## Aim
Extract every line from the records below that contains the word "Technology".

## Given records
Start

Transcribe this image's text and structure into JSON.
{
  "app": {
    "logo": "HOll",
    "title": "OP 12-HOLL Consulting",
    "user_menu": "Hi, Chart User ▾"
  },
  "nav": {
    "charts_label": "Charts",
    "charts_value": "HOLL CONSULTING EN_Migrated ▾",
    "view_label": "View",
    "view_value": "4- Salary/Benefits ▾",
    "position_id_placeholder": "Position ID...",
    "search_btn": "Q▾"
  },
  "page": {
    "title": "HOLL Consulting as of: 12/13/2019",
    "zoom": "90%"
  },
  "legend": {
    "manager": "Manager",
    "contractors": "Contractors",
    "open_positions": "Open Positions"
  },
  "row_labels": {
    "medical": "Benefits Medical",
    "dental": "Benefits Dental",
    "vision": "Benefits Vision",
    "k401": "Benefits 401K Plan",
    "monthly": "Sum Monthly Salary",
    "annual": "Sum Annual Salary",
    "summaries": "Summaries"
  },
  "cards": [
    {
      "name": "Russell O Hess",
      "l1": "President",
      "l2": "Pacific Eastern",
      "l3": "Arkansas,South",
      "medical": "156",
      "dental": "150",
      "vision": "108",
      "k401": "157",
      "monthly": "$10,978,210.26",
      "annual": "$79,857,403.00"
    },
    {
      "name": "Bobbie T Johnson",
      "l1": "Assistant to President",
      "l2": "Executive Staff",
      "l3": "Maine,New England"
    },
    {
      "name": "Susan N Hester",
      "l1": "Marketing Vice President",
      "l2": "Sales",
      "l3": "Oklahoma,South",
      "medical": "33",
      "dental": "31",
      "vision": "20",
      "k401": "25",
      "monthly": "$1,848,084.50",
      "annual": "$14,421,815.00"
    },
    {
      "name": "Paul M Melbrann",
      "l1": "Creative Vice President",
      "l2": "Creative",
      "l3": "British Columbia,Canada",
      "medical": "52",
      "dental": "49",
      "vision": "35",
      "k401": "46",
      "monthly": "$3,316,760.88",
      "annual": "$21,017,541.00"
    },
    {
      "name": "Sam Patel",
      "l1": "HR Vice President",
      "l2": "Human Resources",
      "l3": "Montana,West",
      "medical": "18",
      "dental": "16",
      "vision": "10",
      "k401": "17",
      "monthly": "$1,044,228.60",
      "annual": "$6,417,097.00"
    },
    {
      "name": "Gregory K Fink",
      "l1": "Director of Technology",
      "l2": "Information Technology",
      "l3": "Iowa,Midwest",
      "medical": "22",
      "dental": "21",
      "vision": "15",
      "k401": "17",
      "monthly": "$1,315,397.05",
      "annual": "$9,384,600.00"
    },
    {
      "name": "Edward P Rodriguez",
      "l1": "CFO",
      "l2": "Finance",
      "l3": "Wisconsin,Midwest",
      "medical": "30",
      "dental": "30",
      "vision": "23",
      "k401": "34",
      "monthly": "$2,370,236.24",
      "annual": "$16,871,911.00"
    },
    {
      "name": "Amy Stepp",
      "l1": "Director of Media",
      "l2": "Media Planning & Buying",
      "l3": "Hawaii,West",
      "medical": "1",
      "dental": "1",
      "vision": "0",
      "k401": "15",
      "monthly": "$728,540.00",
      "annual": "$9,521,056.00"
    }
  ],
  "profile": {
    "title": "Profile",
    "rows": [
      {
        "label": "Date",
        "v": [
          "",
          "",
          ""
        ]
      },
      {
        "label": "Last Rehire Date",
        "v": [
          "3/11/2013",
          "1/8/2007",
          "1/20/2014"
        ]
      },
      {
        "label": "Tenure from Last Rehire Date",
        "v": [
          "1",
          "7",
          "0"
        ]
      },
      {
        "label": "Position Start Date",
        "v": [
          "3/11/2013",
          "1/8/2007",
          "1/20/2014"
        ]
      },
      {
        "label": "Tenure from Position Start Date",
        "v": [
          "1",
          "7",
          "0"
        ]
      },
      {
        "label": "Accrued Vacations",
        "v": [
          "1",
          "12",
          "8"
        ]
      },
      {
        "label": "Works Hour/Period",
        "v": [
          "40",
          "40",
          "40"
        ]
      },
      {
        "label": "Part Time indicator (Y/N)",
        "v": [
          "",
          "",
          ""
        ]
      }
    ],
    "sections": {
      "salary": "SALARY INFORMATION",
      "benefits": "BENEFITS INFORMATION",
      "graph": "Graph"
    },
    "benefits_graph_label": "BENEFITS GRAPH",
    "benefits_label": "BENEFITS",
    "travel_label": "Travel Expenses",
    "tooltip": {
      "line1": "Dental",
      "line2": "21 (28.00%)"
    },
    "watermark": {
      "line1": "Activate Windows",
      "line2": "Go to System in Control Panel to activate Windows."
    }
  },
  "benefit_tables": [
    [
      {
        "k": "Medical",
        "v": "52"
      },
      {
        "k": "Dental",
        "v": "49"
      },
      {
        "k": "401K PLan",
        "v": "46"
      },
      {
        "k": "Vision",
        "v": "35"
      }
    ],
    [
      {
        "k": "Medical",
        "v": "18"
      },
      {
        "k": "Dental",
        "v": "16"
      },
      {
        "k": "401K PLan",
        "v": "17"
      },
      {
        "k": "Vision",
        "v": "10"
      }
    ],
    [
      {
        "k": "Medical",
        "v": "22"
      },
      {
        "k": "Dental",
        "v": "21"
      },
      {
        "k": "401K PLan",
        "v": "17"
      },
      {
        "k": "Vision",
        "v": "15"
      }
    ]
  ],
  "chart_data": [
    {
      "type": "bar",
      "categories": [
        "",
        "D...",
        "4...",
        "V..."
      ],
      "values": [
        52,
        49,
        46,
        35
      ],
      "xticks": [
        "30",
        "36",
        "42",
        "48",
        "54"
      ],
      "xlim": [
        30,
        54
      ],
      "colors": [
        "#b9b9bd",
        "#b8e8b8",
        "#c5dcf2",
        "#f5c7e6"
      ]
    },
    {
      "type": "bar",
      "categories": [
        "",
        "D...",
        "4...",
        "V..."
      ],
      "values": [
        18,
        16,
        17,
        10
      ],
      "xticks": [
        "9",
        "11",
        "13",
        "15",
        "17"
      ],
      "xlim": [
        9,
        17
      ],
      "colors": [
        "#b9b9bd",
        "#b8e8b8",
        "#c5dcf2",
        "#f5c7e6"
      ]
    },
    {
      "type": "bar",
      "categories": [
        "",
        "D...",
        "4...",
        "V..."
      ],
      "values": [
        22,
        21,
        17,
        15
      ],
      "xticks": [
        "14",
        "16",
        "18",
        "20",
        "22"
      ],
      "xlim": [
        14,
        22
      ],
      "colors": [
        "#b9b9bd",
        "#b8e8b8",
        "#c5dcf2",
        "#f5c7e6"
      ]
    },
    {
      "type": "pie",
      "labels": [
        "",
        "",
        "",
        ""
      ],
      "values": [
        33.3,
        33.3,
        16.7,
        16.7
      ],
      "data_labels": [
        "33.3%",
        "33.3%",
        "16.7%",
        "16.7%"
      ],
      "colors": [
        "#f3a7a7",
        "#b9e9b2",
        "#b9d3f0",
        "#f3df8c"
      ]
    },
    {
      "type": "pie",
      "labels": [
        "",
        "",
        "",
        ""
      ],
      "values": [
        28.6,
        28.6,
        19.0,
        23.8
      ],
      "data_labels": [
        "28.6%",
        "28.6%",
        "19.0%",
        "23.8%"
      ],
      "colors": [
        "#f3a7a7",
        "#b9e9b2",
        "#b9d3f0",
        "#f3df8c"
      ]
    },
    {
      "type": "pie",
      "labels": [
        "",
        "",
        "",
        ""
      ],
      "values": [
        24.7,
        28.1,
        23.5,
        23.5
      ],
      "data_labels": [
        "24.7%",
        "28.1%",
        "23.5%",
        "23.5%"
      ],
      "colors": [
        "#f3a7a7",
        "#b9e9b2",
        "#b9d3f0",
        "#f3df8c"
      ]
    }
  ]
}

End

## Final result
      "l1": "Director of Technology",
      "l2": "Information Technology",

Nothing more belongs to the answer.